EXERCISE DIRECTIONS
Gather the lines from the material that contain "punctures".

+---+

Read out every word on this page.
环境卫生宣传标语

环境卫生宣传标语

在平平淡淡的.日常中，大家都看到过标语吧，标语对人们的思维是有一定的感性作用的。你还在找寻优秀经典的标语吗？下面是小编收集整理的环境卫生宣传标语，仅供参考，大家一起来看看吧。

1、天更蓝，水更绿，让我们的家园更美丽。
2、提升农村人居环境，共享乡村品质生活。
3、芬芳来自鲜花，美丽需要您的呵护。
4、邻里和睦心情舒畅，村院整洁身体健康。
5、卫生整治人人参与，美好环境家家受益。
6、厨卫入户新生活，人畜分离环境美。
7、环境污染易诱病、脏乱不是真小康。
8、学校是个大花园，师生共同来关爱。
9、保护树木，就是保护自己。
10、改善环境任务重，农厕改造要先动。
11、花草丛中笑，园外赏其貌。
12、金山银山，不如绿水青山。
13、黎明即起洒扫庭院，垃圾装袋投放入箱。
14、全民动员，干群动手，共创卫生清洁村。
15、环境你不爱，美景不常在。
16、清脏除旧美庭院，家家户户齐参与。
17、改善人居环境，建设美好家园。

+---+

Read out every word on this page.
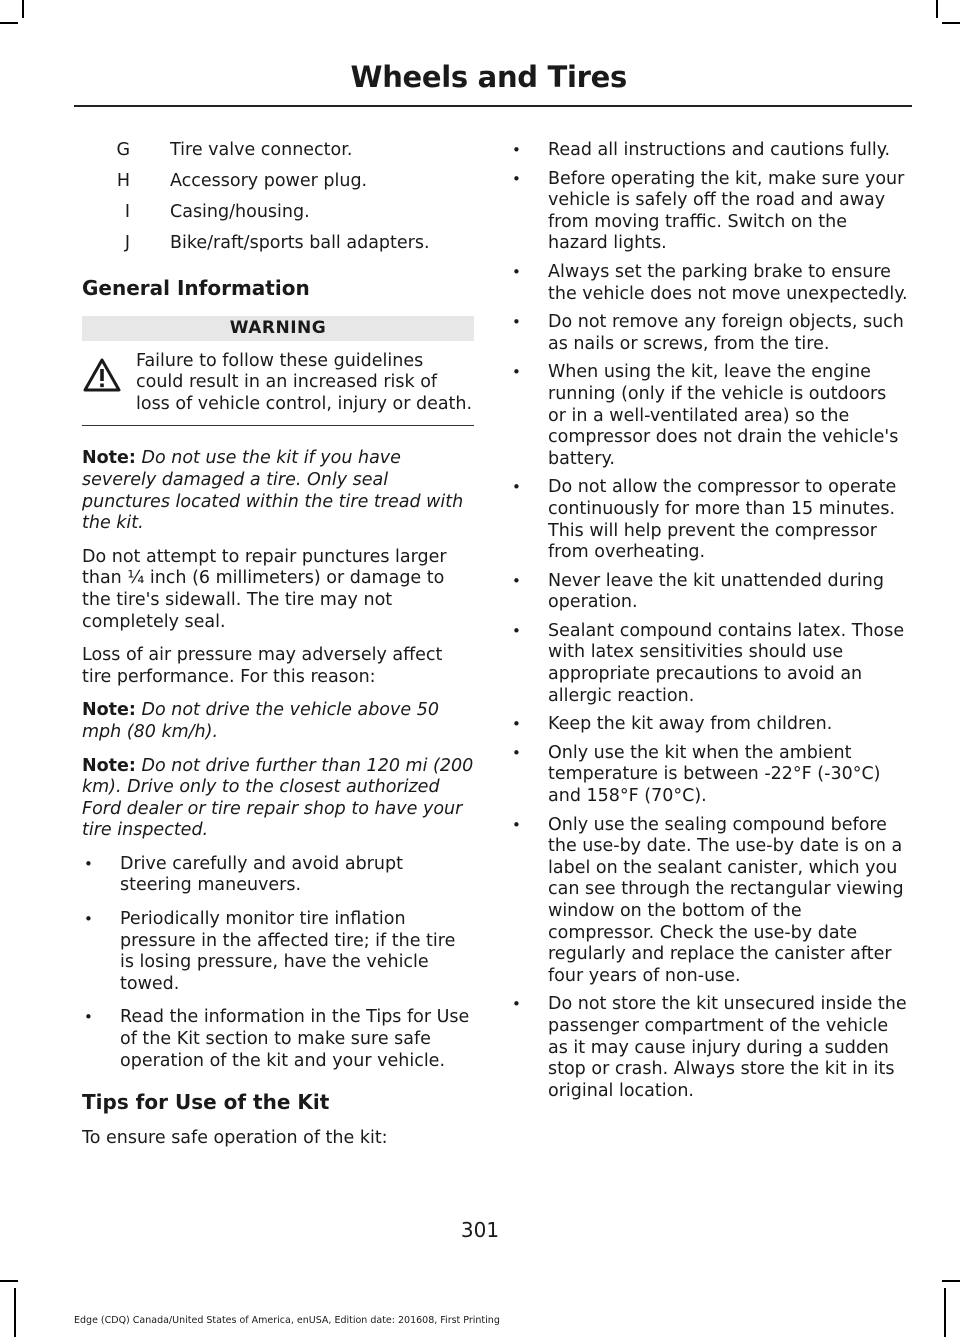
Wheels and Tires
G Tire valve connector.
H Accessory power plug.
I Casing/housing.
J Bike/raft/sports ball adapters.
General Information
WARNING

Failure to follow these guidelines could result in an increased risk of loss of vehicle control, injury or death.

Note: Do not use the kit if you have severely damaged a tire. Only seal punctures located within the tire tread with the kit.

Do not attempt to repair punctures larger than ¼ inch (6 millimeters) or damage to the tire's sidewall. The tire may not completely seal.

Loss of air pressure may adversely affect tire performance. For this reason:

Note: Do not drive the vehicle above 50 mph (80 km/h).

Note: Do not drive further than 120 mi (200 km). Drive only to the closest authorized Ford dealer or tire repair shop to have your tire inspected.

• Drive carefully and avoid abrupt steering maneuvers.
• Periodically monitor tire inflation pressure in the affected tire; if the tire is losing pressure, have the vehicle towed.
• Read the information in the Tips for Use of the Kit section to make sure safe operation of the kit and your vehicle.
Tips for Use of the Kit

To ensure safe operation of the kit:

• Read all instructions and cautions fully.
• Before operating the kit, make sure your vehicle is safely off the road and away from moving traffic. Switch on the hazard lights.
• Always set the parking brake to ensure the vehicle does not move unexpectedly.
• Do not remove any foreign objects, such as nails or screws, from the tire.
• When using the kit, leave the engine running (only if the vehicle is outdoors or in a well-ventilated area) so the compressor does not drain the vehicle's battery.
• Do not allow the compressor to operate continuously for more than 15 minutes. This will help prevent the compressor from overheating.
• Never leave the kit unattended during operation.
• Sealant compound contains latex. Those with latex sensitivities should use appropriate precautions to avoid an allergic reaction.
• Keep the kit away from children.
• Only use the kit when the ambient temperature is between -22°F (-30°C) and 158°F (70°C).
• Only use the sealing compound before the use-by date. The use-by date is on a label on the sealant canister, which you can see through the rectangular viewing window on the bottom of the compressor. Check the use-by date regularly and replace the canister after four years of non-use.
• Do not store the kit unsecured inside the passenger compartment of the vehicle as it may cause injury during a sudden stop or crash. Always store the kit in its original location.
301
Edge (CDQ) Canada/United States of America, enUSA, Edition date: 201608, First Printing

+---+

ANSWER
Note: Do not use the kit if you have severely damaged a tire. Only seal punctures located within the tire tread with the kit.
Do not attempt to repair punctures larger than ¼ inch (6 millimeters) or damage to the tire's sidewall. The tire may not completely seal.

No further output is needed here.